### Written problem
Collect every line in the records below that contains the word "this".

### Extracted information
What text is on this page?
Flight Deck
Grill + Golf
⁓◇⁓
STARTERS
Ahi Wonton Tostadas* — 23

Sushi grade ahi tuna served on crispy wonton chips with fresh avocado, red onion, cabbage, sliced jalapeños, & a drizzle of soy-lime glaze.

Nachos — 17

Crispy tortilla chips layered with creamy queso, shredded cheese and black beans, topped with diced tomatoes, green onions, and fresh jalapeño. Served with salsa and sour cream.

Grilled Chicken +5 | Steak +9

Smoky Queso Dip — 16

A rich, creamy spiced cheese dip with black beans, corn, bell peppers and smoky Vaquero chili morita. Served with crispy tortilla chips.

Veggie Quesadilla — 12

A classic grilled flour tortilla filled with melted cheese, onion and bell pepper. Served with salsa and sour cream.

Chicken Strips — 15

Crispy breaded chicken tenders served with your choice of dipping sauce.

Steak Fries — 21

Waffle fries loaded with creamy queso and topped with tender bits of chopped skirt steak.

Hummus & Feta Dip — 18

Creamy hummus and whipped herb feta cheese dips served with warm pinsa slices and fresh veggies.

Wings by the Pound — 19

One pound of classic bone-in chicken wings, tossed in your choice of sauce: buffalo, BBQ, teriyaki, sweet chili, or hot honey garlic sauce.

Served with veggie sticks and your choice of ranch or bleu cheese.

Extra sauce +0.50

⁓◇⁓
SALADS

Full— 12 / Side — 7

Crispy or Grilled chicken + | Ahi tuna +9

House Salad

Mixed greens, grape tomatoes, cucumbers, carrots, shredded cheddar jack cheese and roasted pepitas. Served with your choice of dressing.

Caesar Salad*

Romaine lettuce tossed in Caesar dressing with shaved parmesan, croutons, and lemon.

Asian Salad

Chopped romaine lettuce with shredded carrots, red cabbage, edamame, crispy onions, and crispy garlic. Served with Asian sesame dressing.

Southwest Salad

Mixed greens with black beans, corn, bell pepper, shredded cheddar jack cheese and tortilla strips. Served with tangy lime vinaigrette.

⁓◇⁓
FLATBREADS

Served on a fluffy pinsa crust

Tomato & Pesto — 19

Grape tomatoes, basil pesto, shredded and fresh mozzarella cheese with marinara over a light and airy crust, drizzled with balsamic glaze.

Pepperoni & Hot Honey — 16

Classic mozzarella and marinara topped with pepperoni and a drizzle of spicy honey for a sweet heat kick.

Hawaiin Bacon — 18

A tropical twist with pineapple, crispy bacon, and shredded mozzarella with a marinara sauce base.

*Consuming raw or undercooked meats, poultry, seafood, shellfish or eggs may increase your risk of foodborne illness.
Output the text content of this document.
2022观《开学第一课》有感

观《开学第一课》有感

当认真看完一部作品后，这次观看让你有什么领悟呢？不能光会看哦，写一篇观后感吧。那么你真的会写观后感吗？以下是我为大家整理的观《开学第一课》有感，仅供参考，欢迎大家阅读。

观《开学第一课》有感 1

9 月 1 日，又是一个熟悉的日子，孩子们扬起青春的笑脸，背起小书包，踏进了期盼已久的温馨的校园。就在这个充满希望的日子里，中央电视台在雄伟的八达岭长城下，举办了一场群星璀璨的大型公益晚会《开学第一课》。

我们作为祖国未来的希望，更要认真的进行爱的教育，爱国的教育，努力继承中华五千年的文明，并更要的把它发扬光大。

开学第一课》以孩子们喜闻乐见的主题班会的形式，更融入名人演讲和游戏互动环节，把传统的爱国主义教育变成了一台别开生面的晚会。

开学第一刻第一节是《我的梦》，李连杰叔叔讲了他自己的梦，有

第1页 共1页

### Correct result
What text is on this page?
Output the text content of this document.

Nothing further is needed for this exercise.